GIVEN TASK:
Pull every "Výsledovka" line out of the data below.

Stored data:
::::::

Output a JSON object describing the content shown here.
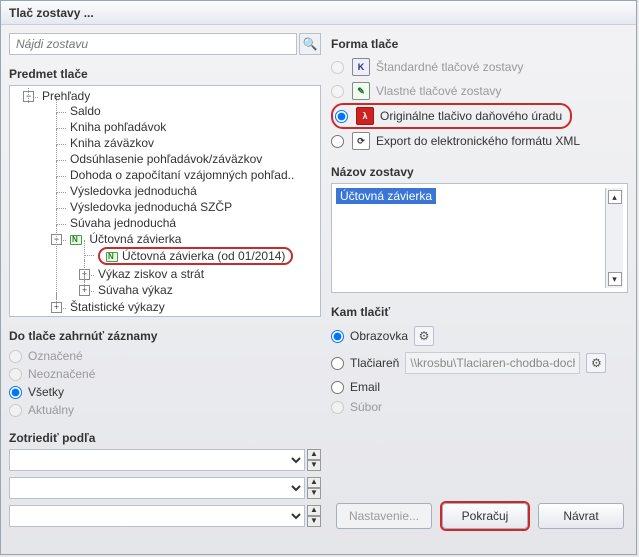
{
  "title": "Tlač zostavy ...",
  "search": {
    "placeholder": "Nájdi zostavu"
  },
  "sections": {
    "subject": "Predmet tlače",
    "include": "Do tlače zahrnúť záznamy",
    "sort": "Zotriediť podľa",
    "form": "Forma tlače",
    "name": "Názov zostavy",
    "dest": "Kam tlačiť"
  },
  "tree": {
    "root": "Prehľady",
    "n1": "Saldo",
    "n2": "Kniha pohľadávok",
    "n3": "Kniha záväzkov",
    "n4": "Odsúhlasenie pohľadávok/záväzkov",
    "n5": "Dohoda o započítaní vzájomných pohľad..",
    "n6": "Výsledovka jednoduchá",
    "n7": "Výsledovka jednoduchá SZČP",
    "n8": "Súvaha jednoduchá",
    "n9": "Účtovná závierka",
    "n9a": "Účtovná závierka (od 01/2014)",
    "n9b": "Výkaz ziskov a strát",
    "n9c": "Súvaha výkaz",
    "n10": "Štatistické výkazy"
  },
  "include": {
    "opt1": "Označené",
    "opt2": "Neoznačené",
    "opt3": "Všetky",
    "opt4": "Aktuálny"
  },
  "form": {
    "opt1": "Štandardné tlačové zostavy",
    "opt2": "Vlastné tlačové zostavy",
    "opt3": "Originálne tlačivo daňového úradu",
    "opt4": "Export do elektronického formátu XML"
  },
  "name_value": "Účtovná závierka",
  "dest": {
    "opt1": "Obrazovka",
    "opt2": "Tlačiareň",
    "opt3": "Email",
    "opt4": "Súbor",
    "printer": "\\\\krosbu\\Tlaciaren-chodba-dochadzk..."
  },
  "buttons": {
    "settings": "Nastavenie...",
    "continue": "Pokračuj",
    "back": "Návrat"
  }
}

::::::

WRITTEN REPLY:
    "n6": "Výsledovka jednoduchá",
    "n7": "Výsledovka jednoduchá SZČP",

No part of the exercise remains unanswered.